### The problem:
Can you write out every one of the rows below, word for word and mark for mark, without changing anything?

════

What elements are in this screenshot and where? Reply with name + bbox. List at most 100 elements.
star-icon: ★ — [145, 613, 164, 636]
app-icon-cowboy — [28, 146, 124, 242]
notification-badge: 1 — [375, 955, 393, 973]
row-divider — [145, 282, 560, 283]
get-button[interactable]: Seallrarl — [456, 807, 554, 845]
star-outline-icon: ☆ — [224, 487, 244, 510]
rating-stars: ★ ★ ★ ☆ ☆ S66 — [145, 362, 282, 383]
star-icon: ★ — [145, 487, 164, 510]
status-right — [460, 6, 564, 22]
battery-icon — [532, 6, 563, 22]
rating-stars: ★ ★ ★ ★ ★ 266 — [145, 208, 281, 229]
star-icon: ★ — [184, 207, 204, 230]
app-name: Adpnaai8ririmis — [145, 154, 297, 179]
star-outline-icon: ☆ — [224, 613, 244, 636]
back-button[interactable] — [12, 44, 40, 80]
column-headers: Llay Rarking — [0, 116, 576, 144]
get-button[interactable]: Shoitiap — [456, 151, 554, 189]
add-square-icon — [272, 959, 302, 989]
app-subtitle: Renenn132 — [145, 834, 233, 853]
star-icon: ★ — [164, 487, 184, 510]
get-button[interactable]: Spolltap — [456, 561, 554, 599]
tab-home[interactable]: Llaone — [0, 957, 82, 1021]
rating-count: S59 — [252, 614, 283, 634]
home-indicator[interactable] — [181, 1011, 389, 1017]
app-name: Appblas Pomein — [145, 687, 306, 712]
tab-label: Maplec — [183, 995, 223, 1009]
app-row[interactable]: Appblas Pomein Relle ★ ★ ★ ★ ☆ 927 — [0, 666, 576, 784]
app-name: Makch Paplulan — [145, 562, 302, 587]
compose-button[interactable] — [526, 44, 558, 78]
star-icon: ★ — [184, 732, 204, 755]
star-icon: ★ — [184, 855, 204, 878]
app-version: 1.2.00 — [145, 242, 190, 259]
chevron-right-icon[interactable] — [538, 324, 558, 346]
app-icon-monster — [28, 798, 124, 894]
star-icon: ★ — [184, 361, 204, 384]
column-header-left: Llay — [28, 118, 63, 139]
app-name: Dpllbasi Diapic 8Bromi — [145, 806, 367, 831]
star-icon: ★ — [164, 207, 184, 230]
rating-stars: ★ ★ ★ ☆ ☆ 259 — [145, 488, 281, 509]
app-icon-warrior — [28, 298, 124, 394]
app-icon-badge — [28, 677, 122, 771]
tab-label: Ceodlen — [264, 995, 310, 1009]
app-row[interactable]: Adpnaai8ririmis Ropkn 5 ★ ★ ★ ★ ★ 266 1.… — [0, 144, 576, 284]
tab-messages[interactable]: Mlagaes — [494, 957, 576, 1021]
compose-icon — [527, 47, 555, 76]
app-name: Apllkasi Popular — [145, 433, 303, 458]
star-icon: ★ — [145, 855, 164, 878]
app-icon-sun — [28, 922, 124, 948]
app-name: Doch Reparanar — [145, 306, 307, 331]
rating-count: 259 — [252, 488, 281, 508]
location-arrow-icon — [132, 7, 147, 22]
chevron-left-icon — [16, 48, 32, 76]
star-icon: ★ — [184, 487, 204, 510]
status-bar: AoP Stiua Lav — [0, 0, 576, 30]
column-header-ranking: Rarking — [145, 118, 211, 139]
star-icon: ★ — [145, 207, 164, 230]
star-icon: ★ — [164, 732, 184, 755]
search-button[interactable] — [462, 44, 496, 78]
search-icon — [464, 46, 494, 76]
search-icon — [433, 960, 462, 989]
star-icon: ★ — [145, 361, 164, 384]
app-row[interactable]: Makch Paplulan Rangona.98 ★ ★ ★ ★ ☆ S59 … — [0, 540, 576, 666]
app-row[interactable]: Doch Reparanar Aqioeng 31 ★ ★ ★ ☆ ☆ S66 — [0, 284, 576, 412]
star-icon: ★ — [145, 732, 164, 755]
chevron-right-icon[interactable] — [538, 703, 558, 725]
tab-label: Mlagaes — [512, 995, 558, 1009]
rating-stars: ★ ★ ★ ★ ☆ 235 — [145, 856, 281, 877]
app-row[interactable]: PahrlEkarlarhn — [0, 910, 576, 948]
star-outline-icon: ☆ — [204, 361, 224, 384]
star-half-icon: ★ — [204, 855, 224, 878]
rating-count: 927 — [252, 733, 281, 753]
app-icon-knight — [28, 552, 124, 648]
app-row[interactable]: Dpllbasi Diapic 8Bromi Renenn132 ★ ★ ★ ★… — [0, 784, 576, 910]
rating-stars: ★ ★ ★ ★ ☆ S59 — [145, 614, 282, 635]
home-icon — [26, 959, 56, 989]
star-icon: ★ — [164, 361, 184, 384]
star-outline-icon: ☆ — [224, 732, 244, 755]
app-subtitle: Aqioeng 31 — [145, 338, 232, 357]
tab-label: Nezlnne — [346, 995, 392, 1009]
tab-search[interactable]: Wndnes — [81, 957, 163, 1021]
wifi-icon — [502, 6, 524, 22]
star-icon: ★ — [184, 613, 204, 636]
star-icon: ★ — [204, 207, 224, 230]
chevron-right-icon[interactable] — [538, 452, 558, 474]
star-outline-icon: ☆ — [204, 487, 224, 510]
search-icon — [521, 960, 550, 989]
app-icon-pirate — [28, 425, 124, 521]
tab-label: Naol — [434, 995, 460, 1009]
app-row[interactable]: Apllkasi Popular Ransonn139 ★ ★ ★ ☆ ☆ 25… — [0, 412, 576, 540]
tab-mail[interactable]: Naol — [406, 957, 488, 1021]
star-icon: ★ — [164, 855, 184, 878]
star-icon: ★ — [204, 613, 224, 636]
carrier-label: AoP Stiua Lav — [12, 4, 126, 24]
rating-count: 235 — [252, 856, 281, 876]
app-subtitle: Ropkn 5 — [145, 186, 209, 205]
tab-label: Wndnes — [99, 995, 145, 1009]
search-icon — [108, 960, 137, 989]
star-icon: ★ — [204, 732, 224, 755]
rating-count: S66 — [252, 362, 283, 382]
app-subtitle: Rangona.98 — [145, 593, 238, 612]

════

### Result of this task:
What elements are in this screenshot and where? Reply with name + bbox. List at most 100 elements.
star-icon: ★ — [145, 613, 164, 636]
app-icon-cowboy — [28, 146, 124, 242]
notification-badge: 1 — [375, 955, 393, 973]
row-divider — [145, 282, 560, 283]
get-button[interactable]: Seallrarl — [456, 807, 554, 845]
star-outline-icon: ☆ — [224, 487, 244, 510]
rating-stars: ★ ★ ★ ☆ ☆ S66 — [145, 362, 282, 383]
star-icon: ★ — [145, 487, 164, 510]
status-right — [460, 6, 564, 22]
battery-icon — [532, 6, 563, 22]
rating-stars: ★ ★ ★ ★ ★ 266 — [145, 208, 281, 229]
star-icon: ★ — [184, 207, 204, 230]
app-name: Adpnaai8ririmis — [145, 154, 297, 179]
star-outline-icon: ☆ — [224, 613, 244, 636]
back-button[interactable] — [12, 44, 40, 80]
column-headers: Llay Rarking — [0, 116, 576, 144]
get-button[interactable]: Shoitiap — [456, 151, 554, 189]
add-square-icon — [272, 959, 302, 989]
app-subtitle: Renenn132 — [145, 834, 233, 853]
star-icon: ★ — [164, 487, 184, 510]
get-button[interactable]: Spolltap — [456, 561, 554, 599]
tab-home[interactable]: Llaone — [0, 957, 82, 1021]
rating-count: S59 — [252, 614, 283, 634]
home-indicator[interactable] — [181, 1011, 389, 1017]
app-name: Appblas Pomein — [145, 687, 306, 712]
tab-label: Maplec — [183, 995, 223, 1009]
app-row[interactable]: Appblas Pomein Relle ★ ★ ★ ★ ☆ 927 — [0, 666, 576, 784]
app-name: Makch Paplulan — [145, 562, 302, 587]
compose-button[interactable] — [526, 44, 558, 78]
star-icon: ★ — [184, 732, 204, 755]
star-icon: ★ — [184, 855, 204, 878]
app-version: 1.2.00 — [145, 242, 190, 259]
chevron-right-icon[interactable] — [538, 324, 558, 346]
app-icon-monster — [28, 798, 124, 894]
star-icon: ★ — [184, 361, 204, 384]
column-header-left: Llay — [28, 118, 63, 139]
app-name: Dpllbasi Diapic 8Bromi — [145, 806, 367, 831]
star-icon: ★ — [164, 207, 184, 230]
rating-stars: ★ ★ ★ ☆ ☆ 259 — [145, 488, 281, 509]
app-icon-warrior — [28, 298, 124, 394]
app-icon-badge — [28, 677, 122, 771]
tab-label: Ceodlen — [264, 995, 310, 1009]
app-row[interactable]: Adpnaai8ririmis Ropkn 5 ★ ★ ★ ★ ★ 266 1.… — [0, 144, 576, 284]
tab-messages[interactable]: Mlagaes — [494, 957, 576, 1021]
compose-icon — [527, 47, 555, 76]
app-name: Apllkasi Popular — [145, 433, 303, 458]
star-icon: ★ — [145, 855, 164, 878]
app-icon-sun — [28, 922, 124, 948]
app-name: Doch Reparanar — [145, 306, 307, 331]
rating-count: 259 — [252, 488, 281, 508]
location-arrow-icon — [132, 7, 147, 22]
chevron-left-icon — [16, 48, 32, 76]
star-icon: ★ — [184, 487, 204, 510]
status-bar: AoP Stiua Lav — [0, 0, 576, 30]
column-header-ranking: Rarking — [145, 118, 211, 139]
star-icon: ★ — [145, 207, 164, 230]
star-icon: ★ — [164, 732, 184, 755]
search-button[interactable] — [462, 44, 496, 78]
search-icon — [464, 46, 494, 76]
search-icon — [433, 960, 462, 989]
star-icon: ★ — [145, 361, 164, 384]
app-row[interactable]: Makch Paplulan Rangona.98 ★ ★ ★ ★ ☆ S59 … — [0, 540, 576, 666]
app-row[interactable]: Doch Reparanar Aqioeng 31 ★ ★ ★ ☆ ☆ S66 — [0, 284, 576, 412]
star-icon: ★ — [145, 732, 164, 755]
chevron-right-icon[interactable] — [538, 703, 558, 725]
tab-label: Mlagaes — [512, 995, 558, 1009]
rating-stars: ★ ★ ★ ★ ☆ 235 — [145, 856, 281, 877]
app-row[interactable]: PahrlEkarlarhn — [0, 910, 576, 948]
star-outline-icon: ☆ — [204, 361, 224, 384]
star-half-icon: ★ — [204, 855, 224, 878]
rating-count: 927 — [252, 733, 281, 753]
app-icon-knight — [28, 552, 124, 648]
app-row[interactable]: Dpllbasi Diapic 8Bromi Renenn132 ★ ★ ★ ★… — [0, 784, 576, 910]
rating-stars: ★ ★ ★ ★ ☆ S59 — [145, 614, 282, 635]
home-icon — [26, 959, 56, 989]
star-icon: ★ — [164, 361, 184, 384]
star-outline-icon: ☆ — [224, 732, 244, 755]
app-subtitle: Aqioeng 31 — [145, 338, 232, 357]
tab-label: Nezlnne — [346, 995, 392, 1009]
tab-search[interactable]: Wndnes — [81, 957, 163, 1021]
wifi-icon — [502, 6, 524, 22]
star-icon: ★ — [184, 613, 204, 636]
star-icon: ★ — [204, 207, 224, 230]
chevron-right-icon[interactable] — [538, 452, 558, 474]
star-outline-icon: ☆ — [204, 487, 224, 510]
search-icon — [521, 960, 550, 989]
app-icon-pirate — [28, 425, 124, 521]
tab-label: Naol — [434, 995, 460, 1009]
app-row[interactable]: Apllkasi Popular Ransonn139 ★ ★ ★ ☆ ☆ 25… — [0, 412, 576, 540]
tab-mail[interactable]: Naol — [406, 957, 488, 1021]
star-icon: ★ — [164, 855, 184, 878]
star-icon: ★ — [204, 613, 224, 636]
carrier-label: AoP Stiua Lav — [12, 4, 126, 24]
rating-count: 235 — [252, 856, 281, 876]
app-subtitle: Ropkn 5 — [145, 186, 209, 205]
tab-label: Wndnes — [99, 995, 145, 1009]
search-icon — [108, 960, 137, 989]
star-icon: ★ — [204, 732, 224, 755]
rating-count: S66 — [252, 362, 283, 382]
app-subtitle: Rangona.98 — [145, 593, 238, 612]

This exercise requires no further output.